#### Your instructions
Leave the pictures aside and write out exactly every line from the one containing "Output the text content of this document." through the last line.

Collected data entries

□ □ □ □ □

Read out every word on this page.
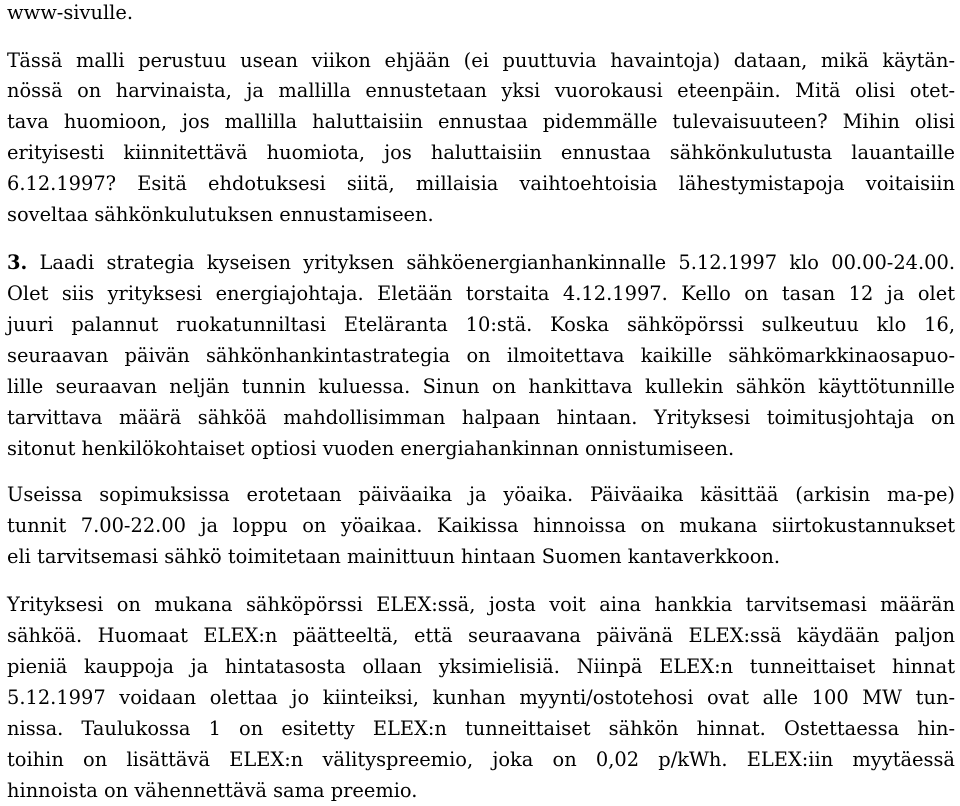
www-sivulle.
Tässä malli perustuu usean viikon ehjään (ei puuttuvia havaintoja) dataan, mikä käytän-
nössä on harvinaista, ja mallilla ennustetaan yksi vuorokausi eteenpäin. Mitä olisi otet-
tava huomioon, jos mallilla haluttaisiin ennustaa pidemmälle tulevaisuuteen? Mihin olisi
erityisesti kiinnitettävä huomiota, jos haluttaisiin ennustaa sähkönkulutusta lauantaille
6.12.1997? Esitä ehdotuksesi siitä, millaisia vaihtoehtoisia lähestymistapoja voitaisiin
soveltaa sähkönkulutuksen ennustamiseen.
3. Laadi strategia kyseisen yrityksen sähköenergianhankinnalle 5.12.1997 klo 00.00-24.00.
Olet siis yrityksesi energiajohtaja. Eletään torstaita 4.12.1997. Kello on tasan 12 ja olet
juuri palannut ruokatunniltasi Eteläranta 10:stä. Koska sähköpörssi sulkeutuu klo 16,
seuraavan päivän sähkönhankintastrategia on ilmoitettava kaikille sähkömarkkinaosapuo-
lille seuraavan neljän tunnin kuluessa. Sinun on hankittava kullekin sähkön käyttötunnille
tarvittava määrä sähköä mahdollisimman halpaan hintaan. Yrityksesi toimitusjohtaja on
sitonut henkilökohtaiset optiosi vuoden energiahankinnan onnistumiseen.
Useissa sopimuksissa erotetaan päiväaika ja yöaika. Päiväaika käsittää (arkisin ma-pe)
tunnit 7.00-22.00 ja loppu on yöaikaa. Kaikissa hinnoissa on mukana siirtokustannukset
eli tarvitsemasi sähkö toimitetaan mainittuun hintaan Suomen kantaverkkoon.
Yrityksesi on mukana sähköpörssi ELEX:ssä, josta voit aina hankkia tarvitsemasi määrän
sähköä. Huomaat ELEX:n päätteeltä, että seuraavana päivänä ELEX:ssä käydään paljon
pieniä kauppoja ja hintatasosta ollaan yksimielisiä. Niinpä ELEX:n tunneittaiset hinnat
5.12.1997 voidaan olettaa jo kiinteiksi, kunhan myynti/ostotehosi ovat alle 100 MW tun-
nissa. Taulukossa 1 on esitetty ELEX:n tunneittaiset sähkön hinnat. Ostettaessa hin-
toihin on lisättävä ELEX:n välityspreemio, joka on 0,02 p/kWh. ELEX:iin myytäessä
hinnoista on vähennettävä sama preemio.
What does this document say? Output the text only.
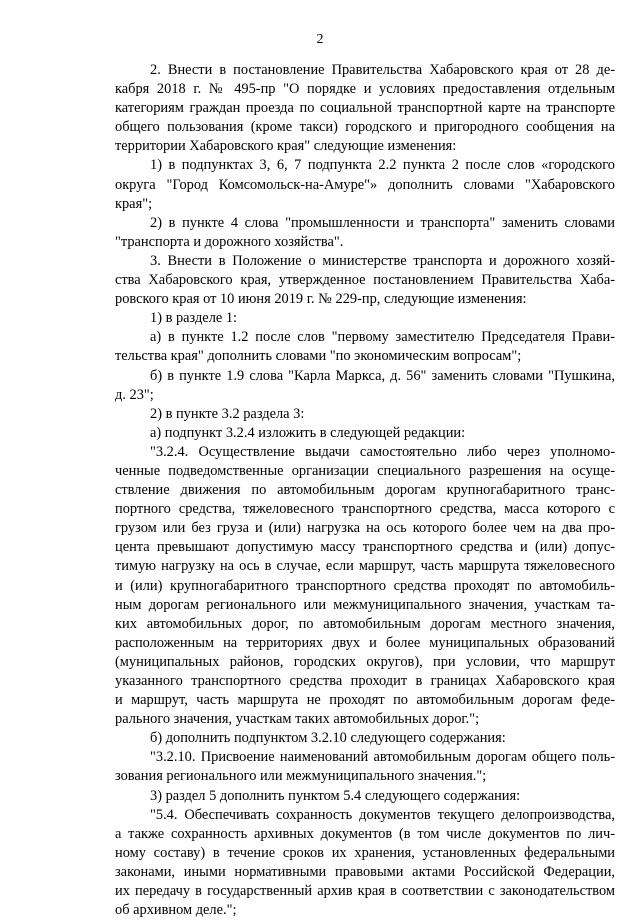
2
2. Внести в постановление Правительства Хабаровского края от 28 де-
кабря 2018 г. № 495-пр "О порядке и условиях предоставления отдельным
категориям граждан проезда по социальной транспортной карте на транспорте
общего пользования (кроме такси) городского и пригородного сообщения на
территории Хабаровского края" следующие изменения:
1) в подпунктах 3, 6, 7 подпункта 2.2 пункта 2 после слов «городского
округа "Город Комсомольск-на-Амуре"» дополнить словами "Хабаровского
края";
2) в пункте 4 слова "промышленности и транспорта" заменить словами
"транспорта и дорожного хозяйства".
3. Внести в Положение о министерстве транспорта и дорожного хозяй-
ства Хабаровского края, утвержденное постановлением Правительства Хаба-
ровского края от 10 июня 2019 г. № 229-пр, следующие изменения:
1) в разделе 1:
а) в пункте 1.2 после слов "первому заместителю Председателя Прави-
тельства края" дополнить словами "по экономическим вопросам";
б) в пункте 1.9 слова "Карла Маркса, д. 56" заменить словами "Пушкина,
д. 23";
2) в пункте 3.2 раздела 3:
а) подпункт 3.2.4 изложить в следующей редакции:
"3.2.4. Осуществление выдачи самостоятельно либо через уполномо-
ченные подведомственные организации специального разрешения на осуще-
ствление движения по автомобильным дорогам крупногабаритного транс-
портного средства, тяжеловесного транспортного средства, масса которого с
грузом или без груза и (или) нагрузка на ось которого более чем на два про-
цента превышают допустимую массу транспортного средства и (или) допус-
тимую нагрузку на ось в случае, если маршрут, часть маршрута тяжеловесного
и (или) крупногабаритного транспортного средства проходят по автомобиль-
ным дорогам регионального или межмуниципального значения, участкам та-
ких автомобильных дорог, по автомобильным дорогам местного значения,
расположенным на территориях двух и более муниципальных образований
(муниципальных районов, городских округов), при условии, что маршрут
указанного транспортного средства проходит в границах Хабаровского края
и маршрут, часть маршрута не проходят по автомобильным дорогам феде-
рального значения, участкам таких автомобильных дорог.";
б) дополнить подпунктом 3.2.10 следующего содержания:
"3.2.10. Присвоение наименований автомобильным дорогам общего поль-
зования регионального или межмуниципального значения.";
3) раздел 5 дополнить пунктом 5.4 следующего содержания:
"5.4. Обеспечивать сохранность документов текущего делопроизводства,
а также сохранность архивных документов (в том числе документов по лич-
ному составу) в течение сроков их хранения, установленных федеральными
законами, иными нормативными правовыми актами Российской Федерации,
их передачу в государственный архив края в соответствии с законодательством
об архивном деле.";
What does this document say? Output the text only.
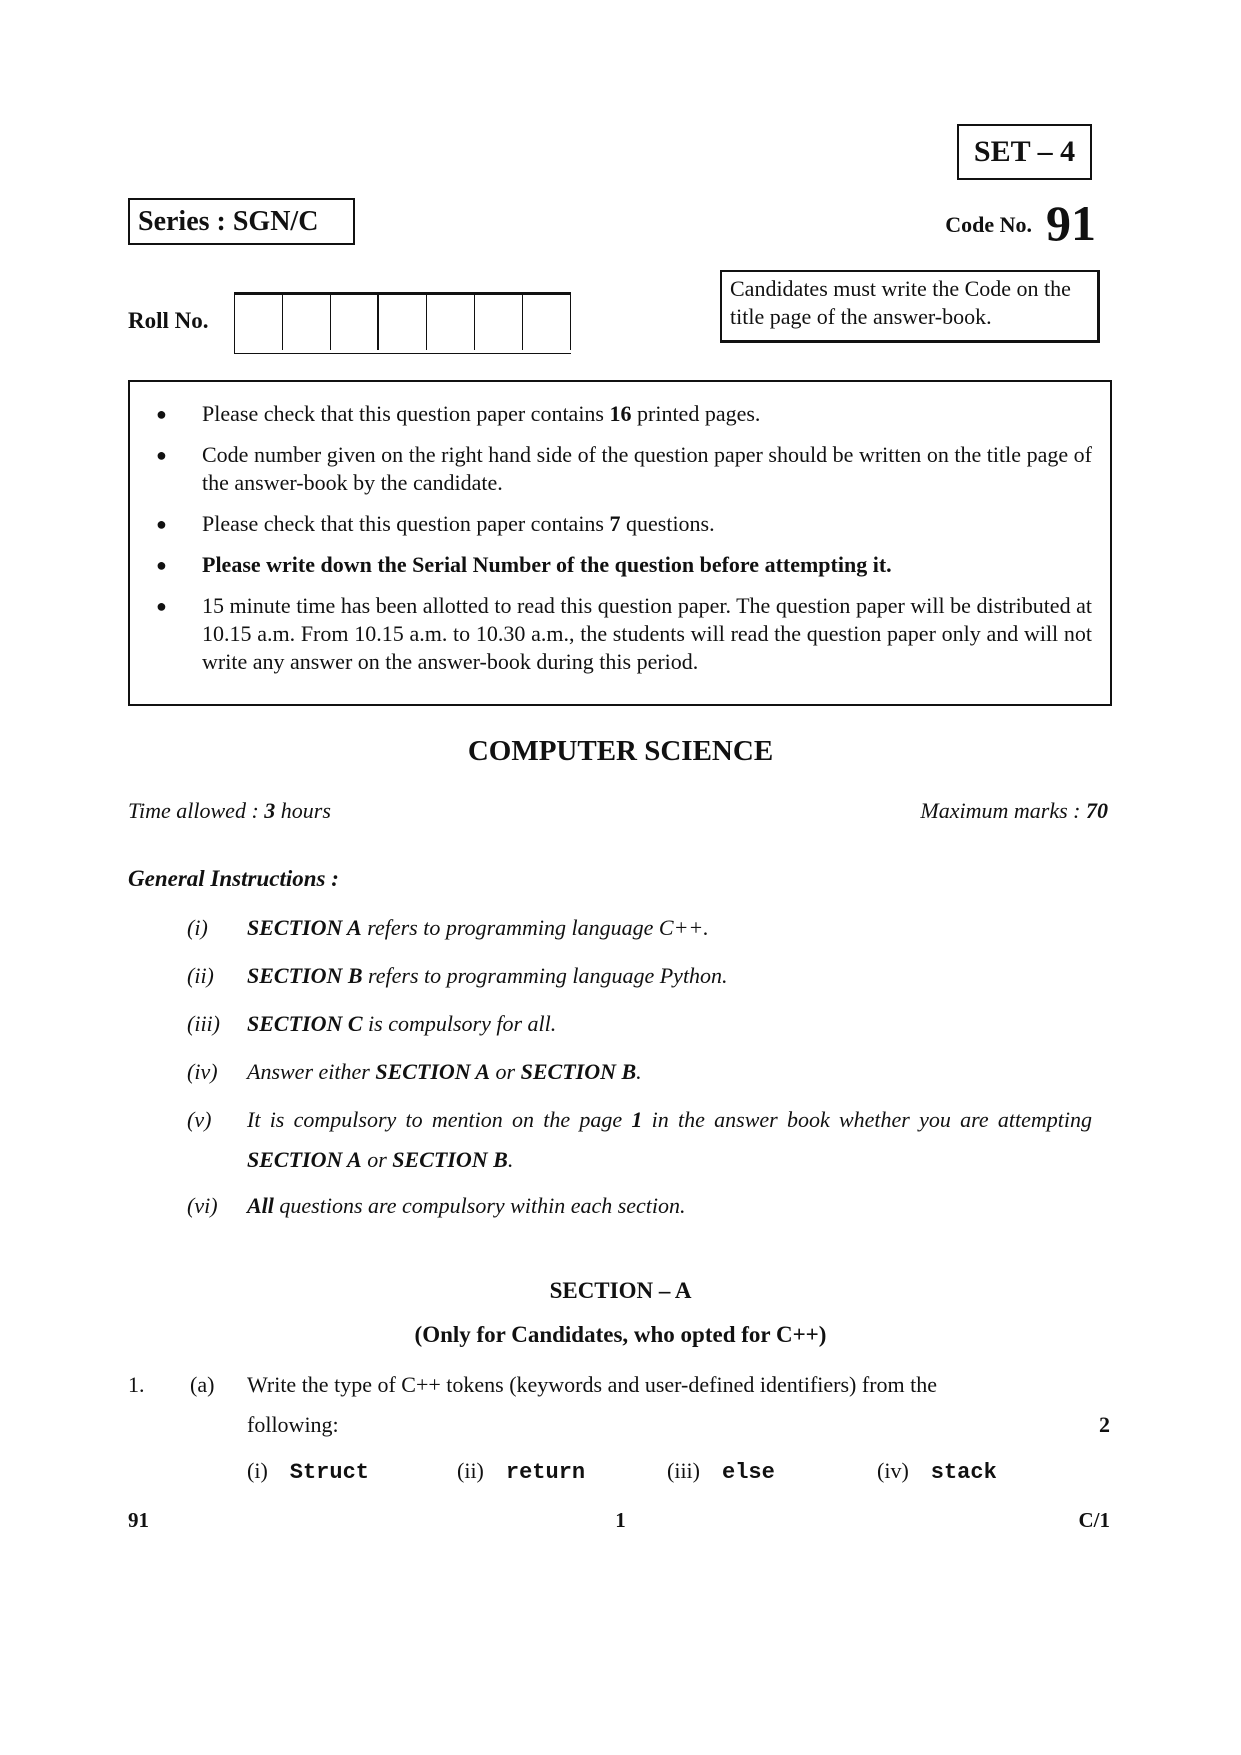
SET – 4
Series : SGN/C	Code No. 91
Roll No.
Candidates must write the Code on the title page of the answer-book.
●	Please check that this question paper contains 16 printed pages.
●	Code number given on the right hand side of the question paper should be written on the title page of the answer-book by the candidate.
●	Please check that this question paper contains 7 questions.
●	Please write down the Serial Number of the question before attempting it.
●	15 minute time has been allotted to read this question paper. The question paper will be distributed at 10.15 a.m. From 10.15 a.m. to 10.30 a.m., the students will read the question paper only and will not write any answer on the answer-book during this period.
COMPUTER SCIENCE
Time allowed : 3 hours	Maximum marks : 70
General Instructions :
(i)	SECTION A refers to programming language C++.
(ii)	SECTION B refers to programming language Python.
(iii)	SECTION C is compulsory for all.
(iv)	Answer either SECTION A or SECTION B.
(v)	It is compulsory to mention on the page 1 in the answer book whether you are attempting SECTION A or SECTION B.
(vi)	All questions are compulsory within each section.
SECTION – A
(Only for Candidates, who opted for C++)
1.	(a)	Write the type of C++ tokens (keywords and user-defined identifiers) from the
following:	2
(i) Struct	(ii) return	(iii) else	(iv) stack
91	1	C/1
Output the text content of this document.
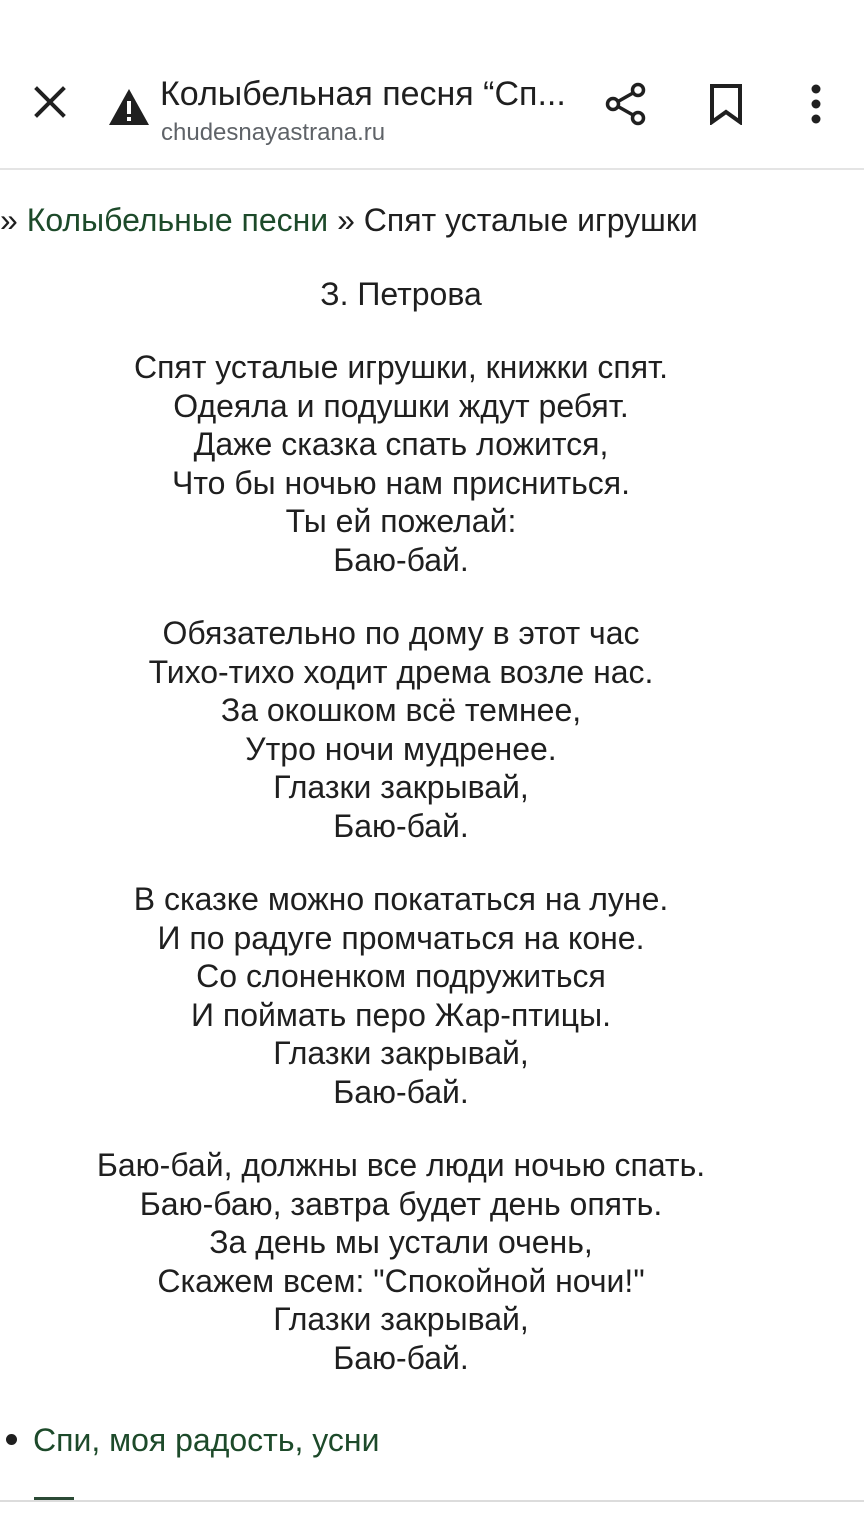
Колыбельная песня “Сп...
chudesnayastrana.ru
» Колыбельные песни » Спят усталые игрушки
З. Петрова
Спят усталые игрушки, книжки спят.
Одеяла и подушки ждут ребят.
Даже сказка спать ложится,
Что бы ночью нам присниться.
Ты ей пожелай:
Баю-бай.
Обязательно по дому в этот час
Тихо-тихо ходит дрема возле нас.
За окошком всё темнее,
Утро ночи мудренее.
Глазки закрывай,
Баю-бай.
В сказке можно покататься на луне.
И по радуге промчаться на коне.
Со слоненком подружиться
И поймать перо Жар-птицы.
Глазки закрывай,
Баю-бай.
Баю-бай, должны все люди ночью спать.
Баю-баю, завтра будет день опять.
За день мы устали очень,
Скажем всем: "Спокойной ночи!"
Глазки закрывай,
Баю-бай.
Спи, моя радость, усни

□ □ □ □ □

#### Written response
Output the text content of this document.
Колыбельная песня “Сп...
chudesnayastrana.ru
» Колыбельные песни » Спят усталые игрушки
З. Петрова
Спят усталые игрушки, книжки спят.
Одеяла и подушки ждут ребят.
Даже сказка спать ложится,
Что бы ночью нам присниться.
Ты ей пожелай:
Баю-бай.
Обязательно по дому в этот час
Тихо-тихо ходит дрема возле нас.
За окошком всё темнее,
Утро ночи мудренее.
Глазки закрывай,
Баю-бай.
В сказке можно покататься на луне.
И по радуге промчаться на коне.
Со слоненком подружиться
И поймать перо Жар-птицы.
Глазки закрывай,
Баю-бай.
Баю-бай, должны все люди ночью спать.
Баю-баю, завтра будет день опять.
За день мы устали очень,
Скажем всем: "Спокойной ночи!"
Глазки закрывай,
Баю-бай.
Спи, моя радость, усни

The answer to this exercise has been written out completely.